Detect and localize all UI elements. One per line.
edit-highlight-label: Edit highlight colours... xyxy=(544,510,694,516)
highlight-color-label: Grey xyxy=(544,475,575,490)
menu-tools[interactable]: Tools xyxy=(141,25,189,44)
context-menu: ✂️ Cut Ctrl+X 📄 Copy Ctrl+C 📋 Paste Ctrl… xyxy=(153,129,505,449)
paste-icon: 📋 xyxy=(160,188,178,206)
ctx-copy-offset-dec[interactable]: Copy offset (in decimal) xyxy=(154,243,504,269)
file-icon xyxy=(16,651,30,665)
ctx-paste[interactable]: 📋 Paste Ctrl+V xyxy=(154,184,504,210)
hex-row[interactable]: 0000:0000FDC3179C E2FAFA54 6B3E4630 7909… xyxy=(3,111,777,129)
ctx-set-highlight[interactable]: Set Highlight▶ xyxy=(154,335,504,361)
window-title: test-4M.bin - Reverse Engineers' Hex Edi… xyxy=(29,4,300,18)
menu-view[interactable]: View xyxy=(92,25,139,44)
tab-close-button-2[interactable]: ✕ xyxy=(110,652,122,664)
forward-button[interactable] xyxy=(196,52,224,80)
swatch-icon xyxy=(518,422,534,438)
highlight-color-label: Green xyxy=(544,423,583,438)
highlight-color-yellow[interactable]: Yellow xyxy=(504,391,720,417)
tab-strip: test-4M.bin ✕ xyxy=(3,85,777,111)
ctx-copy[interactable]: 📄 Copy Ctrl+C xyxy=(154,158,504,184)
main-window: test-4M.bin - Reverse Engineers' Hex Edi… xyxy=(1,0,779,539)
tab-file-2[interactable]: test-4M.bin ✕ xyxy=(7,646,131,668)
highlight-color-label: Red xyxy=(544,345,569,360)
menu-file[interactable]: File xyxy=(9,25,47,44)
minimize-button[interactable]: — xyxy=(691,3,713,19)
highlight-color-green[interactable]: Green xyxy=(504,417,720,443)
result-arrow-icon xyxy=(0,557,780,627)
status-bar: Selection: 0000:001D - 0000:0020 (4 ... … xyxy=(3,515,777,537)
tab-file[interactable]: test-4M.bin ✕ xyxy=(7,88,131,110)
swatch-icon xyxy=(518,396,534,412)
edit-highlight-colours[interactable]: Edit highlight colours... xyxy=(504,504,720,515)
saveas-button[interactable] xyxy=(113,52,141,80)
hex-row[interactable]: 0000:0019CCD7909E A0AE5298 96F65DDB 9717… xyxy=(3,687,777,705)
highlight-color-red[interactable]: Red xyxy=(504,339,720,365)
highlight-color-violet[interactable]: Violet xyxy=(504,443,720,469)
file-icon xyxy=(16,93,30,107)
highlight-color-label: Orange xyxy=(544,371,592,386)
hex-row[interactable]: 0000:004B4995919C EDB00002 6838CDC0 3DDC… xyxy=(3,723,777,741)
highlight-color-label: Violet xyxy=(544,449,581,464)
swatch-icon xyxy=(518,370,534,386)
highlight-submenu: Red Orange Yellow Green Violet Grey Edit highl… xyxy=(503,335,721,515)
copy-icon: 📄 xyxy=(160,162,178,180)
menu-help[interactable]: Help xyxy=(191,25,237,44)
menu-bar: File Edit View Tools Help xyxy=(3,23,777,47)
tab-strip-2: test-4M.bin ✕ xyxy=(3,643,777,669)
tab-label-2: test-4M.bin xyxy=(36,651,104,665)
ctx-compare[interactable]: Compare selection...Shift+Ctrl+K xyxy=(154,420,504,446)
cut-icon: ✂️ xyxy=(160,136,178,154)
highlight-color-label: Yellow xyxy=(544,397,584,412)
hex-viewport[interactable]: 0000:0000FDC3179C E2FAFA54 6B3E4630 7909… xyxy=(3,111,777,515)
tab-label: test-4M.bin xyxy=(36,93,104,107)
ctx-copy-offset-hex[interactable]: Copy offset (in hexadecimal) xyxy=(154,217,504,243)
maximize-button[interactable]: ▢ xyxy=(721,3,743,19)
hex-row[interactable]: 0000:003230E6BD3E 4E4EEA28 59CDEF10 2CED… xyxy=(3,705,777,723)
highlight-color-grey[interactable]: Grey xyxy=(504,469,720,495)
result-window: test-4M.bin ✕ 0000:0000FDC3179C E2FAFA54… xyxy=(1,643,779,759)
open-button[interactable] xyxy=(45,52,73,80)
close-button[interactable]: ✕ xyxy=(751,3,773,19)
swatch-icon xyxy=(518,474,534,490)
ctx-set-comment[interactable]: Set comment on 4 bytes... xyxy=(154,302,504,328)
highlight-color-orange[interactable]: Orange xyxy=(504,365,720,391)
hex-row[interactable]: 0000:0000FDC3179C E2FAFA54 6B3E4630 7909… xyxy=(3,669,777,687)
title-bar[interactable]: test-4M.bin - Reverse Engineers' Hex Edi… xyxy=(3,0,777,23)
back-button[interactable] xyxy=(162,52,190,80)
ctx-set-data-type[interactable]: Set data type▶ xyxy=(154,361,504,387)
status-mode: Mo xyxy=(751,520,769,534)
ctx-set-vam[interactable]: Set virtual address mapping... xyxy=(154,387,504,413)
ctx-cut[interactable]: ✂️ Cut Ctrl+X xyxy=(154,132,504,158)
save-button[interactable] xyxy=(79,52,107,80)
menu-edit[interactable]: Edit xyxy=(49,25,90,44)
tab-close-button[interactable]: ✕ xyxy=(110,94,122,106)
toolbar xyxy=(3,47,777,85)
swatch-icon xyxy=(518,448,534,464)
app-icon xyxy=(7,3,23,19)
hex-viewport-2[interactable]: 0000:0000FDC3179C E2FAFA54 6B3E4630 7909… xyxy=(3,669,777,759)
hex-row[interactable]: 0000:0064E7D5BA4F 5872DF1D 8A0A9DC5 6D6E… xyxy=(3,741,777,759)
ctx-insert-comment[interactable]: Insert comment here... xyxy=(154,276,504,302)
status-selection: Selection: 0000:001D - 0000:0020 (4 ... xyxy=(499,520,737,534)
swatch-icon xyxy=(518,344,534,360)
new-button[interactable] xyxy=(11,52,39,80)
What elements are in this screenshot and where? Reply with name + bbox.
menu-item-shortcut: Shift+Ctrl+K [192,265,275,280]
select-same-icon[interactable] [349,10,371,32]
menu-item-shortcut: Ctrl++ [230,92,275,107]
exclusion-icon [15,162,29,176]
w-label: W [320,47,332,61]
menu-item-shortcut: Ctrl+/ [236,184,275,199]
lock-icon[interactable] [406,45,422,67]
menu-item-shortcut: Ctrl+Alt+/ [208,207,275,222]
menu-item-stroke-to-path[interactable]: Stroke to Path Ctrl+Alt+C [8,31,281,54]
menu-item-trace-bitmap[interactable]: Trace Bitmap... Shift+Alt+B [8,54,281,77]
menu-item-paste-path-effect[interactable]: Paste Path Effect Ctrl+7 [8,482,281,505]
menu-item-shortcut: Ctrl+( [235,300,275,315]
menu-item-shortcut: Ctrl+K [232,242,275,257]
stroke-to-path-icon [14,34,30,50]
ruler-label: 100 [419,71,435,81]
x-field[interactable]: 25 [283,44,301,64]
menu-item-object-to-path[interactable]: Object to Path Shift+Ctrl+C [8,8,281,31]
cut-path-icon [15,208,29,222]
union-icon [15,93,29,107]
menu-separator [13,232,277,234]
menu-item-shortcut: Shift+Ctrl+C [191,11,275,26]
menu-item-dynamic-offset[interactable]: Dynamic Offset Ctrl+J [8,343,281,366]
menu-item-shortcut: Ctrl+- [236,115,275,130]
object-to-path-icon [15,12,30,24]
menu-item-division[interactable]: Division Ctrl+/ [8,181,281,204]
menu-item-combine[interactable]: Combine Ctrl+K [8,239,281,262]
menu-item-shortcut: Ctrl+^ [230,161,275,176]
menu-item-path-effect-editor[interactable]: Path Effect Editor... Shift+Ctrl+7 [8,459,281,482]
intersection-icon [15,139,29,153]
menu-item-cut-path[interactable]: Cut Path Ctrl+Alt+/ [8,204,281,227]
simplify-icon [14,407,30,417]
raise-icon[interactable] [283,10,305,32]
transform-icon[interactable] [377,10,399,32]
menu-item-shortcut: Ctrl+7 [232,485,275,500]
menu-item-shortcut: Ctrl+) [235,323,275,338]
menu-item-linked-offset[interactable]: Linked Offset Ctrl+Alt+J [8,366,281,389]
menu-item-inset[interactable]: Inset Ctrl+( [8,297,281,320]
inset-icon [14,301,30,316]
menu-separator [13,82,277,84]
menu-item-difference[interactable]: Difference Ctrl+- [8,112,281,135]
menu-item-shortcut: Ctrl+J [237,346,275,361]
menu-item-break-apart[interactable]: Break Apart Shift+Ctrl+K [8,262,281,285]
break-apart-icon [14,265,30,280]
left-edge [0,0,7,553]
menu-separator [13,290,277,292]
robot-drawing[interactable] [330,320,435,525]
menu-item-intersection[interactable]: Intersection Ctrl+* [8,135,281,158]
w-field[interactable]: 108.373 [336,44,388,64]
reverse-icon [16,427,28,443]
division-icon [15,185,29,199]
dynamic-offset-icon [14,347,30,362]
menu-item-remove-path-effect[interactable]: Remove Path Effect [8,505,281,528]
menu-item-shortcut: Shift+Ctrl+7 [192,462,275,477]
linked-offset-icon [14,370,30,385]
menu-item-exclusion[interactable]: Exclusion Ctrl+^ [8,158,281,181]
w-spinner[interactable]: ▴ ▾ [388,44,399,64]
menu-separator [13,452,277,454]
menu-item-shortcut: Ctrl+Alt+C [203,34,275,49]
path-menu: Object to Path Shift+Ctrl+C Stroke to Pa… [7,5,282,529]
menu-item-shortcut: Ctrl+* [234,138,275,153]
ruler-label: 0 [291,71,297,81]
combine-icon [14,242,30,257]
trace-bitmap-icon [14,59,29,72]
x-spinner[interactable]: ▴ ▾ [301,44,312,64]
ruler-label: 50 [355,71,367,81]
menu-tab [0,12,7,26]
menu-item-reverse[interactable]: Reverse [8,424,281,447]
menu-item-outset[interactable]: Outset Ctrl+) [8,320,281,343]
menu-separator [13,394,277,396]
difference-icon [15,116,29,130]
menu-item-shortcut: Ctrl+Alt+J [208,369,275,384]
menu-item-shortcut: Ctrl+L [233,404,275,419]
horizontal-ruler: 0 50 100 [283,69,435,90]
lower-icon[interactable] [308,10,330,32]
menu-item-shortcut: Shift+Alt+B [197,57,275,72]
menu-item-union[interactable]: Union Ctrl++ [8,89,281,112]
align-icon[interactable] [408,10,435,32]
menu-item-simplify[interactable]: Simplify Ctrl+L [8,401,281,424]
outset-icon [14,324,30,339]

━━━━━━━━

**The problem:** Give every line from the start of the records above down to the line containing "main-window: test-4M.bin - Reverse", both included, as a JSON list of strings with one string per line and blank lines omitted.

**Answer in full:**
[
  "Detect and localize all UI elements. One per line.",
  "edit-highlight-label: Edit highlight colours... xyxy=(544,510,694,516)",
  "highlight-color-label: Grey xyxy=(544,475,575,490)",
  "menu-tools[interactable]: Tools xyxy=(141,25,189,44)",
  "context-menu: ✂️ Cut Ctrl+X 📄 Copy Ctrl+C 📋 Paste Ctrl… xyxy=(153,129,505,449)",
  "paste-icon: 📋 xyxy=(160,188,178,206)",
  "ctx-copy-offset-dec[interactable]: Copy offset (in decimal) xyxy=(154,243,504,269)",
  "file-icon xyxy=(16,651,30,665)",
  "ctx-paste[interactable]: 📋 Paste Ctrl+V xyxy=(154,184,504,210)",
  "hex-row[interactable]: 0000:0000FDC3179C E2FAFA54 6B3E4630 7909… xyxy=(3,111,777,129)",
  "ctx-set-highlight[interactable]: Set Highlight▶ xyxy=(154,335,504,361)",
  "window-title: test-4M.bin - Reverse Engineers' Hex Edi… xyxy=(29,4,300,18)",
  "menu-view[interactable]: View xyxy=(92,25,139,44)",
  "tab-close-button-2[interactable]: ✕ xyxy=(110,652,122,664)",
  "forward-button[interactable] xyxy=(196,52,224,80)",
  "swatch-icon xyxy=(518,422,534,438)",
  "highlight-color-label: Green xyxy=(544,423,583,438)",
  "highlight-color-yellow[interactable]: Yellow xyxy=(504,391,720,417)",
  "tab-strip: test-4M.bin ✕ xyxy=(3,85,777,111)",
  "ctx-copy[interactable]: 📄 Copy Ctrl+C xyxy=(154,158,504,184)",
  "main-window: test-4M.bin - Reverse Engineers' Hex Edi… xyxy=(1,0,779,539)"
]